Job A: In the records below, output the lines as a Markdown table with the columns "Row" and "Line", leaving out blank lines. Begin at the line containing "Localize each UI" and stop after the line containing "east-point [1047, 406, 1056, 415]".

A good checklist turns a fuzzy decision into a sequence of yes-or-no questions you can answer with evidence. This one is built to be used, not admired. Each item comes with a short justification so you understand why it matters and can defend the answer it produces.
Run the checklist top to bottom for each workload you are deciding on. Do not treat your whole AI footprint as one decision; the best answer often differs per task. Keep your completed checklist as the written rationale behind your choice.
Before You Compare Any Model
These items establish whether you even have the information needed to decide. Skipping them is how teams end up arguing in circles.
Workload Definition
- Documented daily volume and burstiness. Volume drives the cost answer more than any other factor; without it you are guessing.
- Defined latency budget, including worst case. A model that passes in isolation can fail under real concurrency.
- Classified data sensitivity. Whether data falls under residency or regulatory rules can disqualify entire options immediately.
- Rated task difficulty. Frontier-level reasoning and routine extraction lead to opposite recommendations.
Hard Constraints That Eliminate Options
These are the disqualifiers. Check them early so you never waste a bake-off on a model that can never qualify.
Constraint Screen
- Does any data require an architectural residency guarantee? If yes, basic closed APIs are out; only self-hosted open weights satisfy it.
- Is there a launch deadline that rules out building infrastructure? If yes, self-hosting open models is out for now.
- Does the model's license permit your commercial use and scale? Some open-weight licenses cap usage or restrict applications; read the actual terms.
- Do your auditors accept contractual privacy guarantees? If not, a closed no-retention tier will not clear your compliance bar.
Cost Modeling
Cost decided wrong is the most common regret. These items force an honest comparison rather than a tempting shortcut.
Total Cost of Ownership
- Closed path priced at projected volume. Per-token cost times realistic monthly tokens.
- Open path priced including GPUs and engineering time. The infrastructure bill plus the senior-engineer hours to run it; this is where teams fool themselves.
- Compared on cost per successful task, not per token. A cheaper model that fails more often is not cheaper. Our common mistakes article explains this trap.

Data entries:
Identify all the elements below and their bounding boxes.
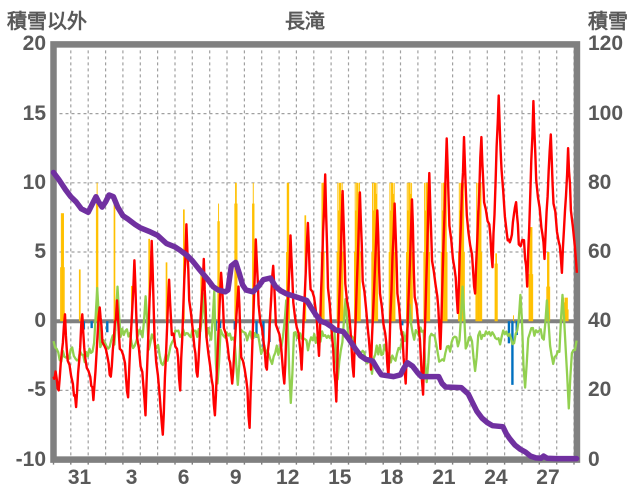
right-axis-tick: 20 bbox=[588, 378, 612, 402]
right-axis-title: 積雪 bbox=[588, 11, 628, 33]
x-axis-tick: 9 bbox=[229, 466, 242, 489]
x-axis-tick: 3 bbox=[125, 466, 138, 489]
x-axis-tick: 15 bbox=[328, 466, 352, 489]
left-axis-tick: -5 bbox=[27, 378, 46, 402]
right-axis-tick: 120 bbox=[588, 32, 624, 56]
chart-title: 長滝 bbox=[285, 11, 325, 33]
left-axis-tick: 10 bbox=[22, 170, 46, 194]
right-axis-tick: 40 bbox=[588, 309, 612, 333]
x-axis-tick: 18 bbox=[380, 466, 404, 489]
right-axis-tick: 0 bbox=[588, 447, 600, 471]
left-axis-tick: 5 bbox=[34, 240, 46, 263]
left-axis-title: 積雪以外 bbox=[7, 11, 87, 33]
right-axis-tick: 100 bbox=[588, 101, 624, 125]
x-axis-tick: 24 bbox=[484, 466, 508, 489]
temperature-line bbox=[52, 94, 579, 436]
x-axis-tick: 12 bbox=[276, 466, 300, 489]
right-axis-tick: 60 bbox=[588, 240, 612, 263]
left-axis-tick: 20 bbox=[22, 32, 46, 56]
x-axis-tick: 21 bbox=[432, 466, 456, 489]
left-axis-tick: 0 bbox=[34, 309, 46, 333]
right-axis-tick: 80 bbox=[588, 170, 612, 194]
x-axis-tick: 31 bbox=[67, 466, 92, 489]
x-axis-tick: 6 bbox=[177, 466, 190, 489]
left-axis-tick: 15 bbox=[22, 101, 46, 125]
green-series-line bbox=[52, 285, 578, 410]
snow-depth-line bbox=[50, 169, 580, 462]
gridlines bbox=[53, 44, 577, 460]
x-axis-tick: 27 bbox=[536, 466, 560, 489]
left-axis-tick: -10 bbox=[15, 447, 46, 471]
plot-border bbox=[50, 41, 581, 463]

...

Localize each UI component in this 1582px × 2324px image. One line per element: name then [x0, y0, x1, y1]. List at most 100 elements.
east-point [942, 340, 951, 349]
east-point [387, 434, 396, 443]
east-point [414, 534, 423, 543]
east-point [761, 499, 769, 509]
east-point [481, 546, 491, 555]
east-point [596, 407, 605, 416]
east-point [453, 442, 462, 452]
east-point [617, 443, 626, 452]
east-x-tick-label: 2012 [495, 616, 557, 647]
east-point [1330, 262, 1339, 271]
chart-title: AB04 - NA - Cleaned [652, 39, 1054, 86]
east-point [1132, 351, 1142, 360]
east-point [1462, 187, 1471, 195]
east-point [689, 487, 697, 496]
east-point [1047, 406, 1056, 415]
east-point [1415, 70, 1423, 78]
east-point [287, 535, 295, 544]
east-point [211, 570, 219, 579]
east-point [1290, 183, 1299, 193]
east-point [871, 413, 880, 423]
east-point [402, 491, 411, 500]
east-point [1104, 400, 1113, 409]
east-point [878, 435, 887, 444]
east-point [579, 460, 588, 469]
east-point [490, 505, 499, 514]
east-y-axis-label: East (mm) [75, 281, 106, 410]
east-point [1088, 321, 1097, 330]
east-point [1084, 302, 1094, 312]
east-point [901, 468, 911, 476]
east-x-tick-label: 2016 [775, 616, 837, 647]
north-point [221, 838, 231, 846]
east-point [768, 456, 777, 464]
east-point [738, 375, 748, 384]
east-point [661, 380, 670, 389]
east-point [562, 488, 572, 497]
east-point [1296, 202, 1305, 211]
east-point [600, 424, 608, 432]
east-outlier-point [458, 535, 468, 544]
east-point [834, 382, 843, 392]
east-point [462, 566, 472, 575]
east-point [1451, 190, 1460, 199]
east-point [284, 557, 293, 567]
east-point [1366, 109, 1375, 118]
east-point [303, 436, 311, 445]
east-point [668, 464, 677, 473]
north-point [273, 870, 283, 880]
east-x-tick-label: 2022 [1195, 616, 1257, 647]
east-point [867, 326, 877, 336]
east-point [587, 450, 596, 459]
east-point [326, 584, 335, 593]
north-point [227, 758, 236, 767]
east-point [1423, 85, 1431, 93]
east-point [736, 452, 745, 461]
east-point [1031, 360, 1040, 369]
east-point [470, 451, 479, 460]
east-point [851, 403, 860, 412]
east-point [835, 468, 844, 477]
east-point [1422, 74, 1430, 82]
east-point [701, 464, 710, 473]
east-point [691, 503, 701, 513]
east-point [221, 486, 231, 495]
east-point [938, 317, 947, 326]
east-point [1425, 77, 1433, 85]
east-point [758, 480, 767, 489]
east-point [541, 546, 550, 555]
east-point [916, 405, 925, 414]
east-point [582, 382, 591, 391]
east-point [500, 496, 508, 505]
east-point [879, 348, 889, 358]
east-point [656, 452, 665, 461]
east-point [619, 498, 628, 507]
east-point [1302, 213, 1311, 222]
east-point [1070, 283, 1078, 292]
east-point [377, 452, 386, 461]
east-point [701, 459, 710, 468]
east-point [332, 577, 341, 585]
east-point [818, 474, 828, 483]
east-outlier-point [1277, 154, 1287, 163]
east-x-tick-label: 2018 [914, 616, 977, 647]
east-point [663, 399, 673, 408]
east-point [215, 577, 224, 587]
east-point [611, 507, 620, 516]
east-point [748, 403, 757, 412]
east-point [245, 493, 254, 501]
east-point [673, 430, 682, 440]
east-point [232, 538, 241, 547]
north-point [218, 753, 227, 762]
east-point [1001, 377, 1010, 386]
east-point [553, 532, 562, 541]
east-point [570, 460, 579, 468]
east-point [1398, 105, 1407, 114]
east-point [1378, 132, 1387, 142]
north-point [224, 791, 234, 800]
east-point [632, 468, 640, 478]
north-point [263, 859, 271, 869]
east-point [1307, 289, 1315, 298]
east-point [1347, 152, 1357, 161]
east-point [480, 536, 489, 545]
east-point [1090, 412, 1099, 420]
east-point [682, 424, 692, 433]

* * *

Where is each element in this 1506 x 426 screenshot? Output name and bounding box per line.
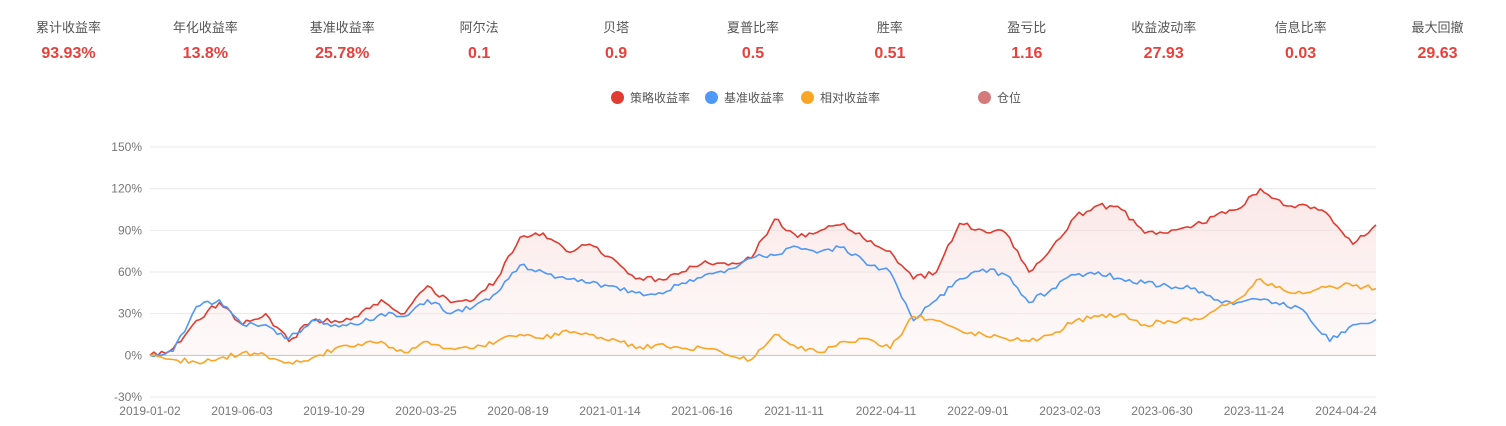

Job B: Echo the passage from the checklist that begins at the words "Hard Constraints That" and stops after the words "weights satisfy it.".

Solution A:
| Row | Line |
|---|---|
| 1 | Localize each UI component in this 1582px × 2324px image. One line per element: name then [x0, y0, x1, y1]. List at most 100 elements. |
| 2 | east-point [942, 340, 951, 349] |
| 3 | east-point [387, 434, 396, 443] |
| 4 | east-point [414, 534, 423, 543] |
| 5 | east-point [761, 499, 769, 509] |
| 6 | east-point [481, 546, 491, 555] |
| 7 | east-point [596, 407, 605, 416] |
| 8 | east-point [453, 442, 462, 452] |
| 9 | east-point [617, 443, 626, 452] |
| 10 | east-x-tick-label: 2012 [495, 616, 557, 647] |
| 11 | east-point [1330, 262, 1339, 271] |
| 12 | chart-title: AB04 - NA - Cleaned [652, 39, 1054, 86] |
| 13 | east-point [1132, 351, 1142, 360] |
| 14 | east-point [1462, 187, 1471, 195] |
| 15 | east-point [689, 487, 697, 496] |
| 16 | east-point [1047, 406, 1056, 415] |

Solution B:
Hard Constraints That Eliminate Options
These are the disqualifiers. Check them early so you never waste a bake-off on a model that can never qualify.
Constraint Screen
- Does any data require an architectural residency guarantee? If yes, basic closed APIs are out; only self-hosted open weights satisfy it.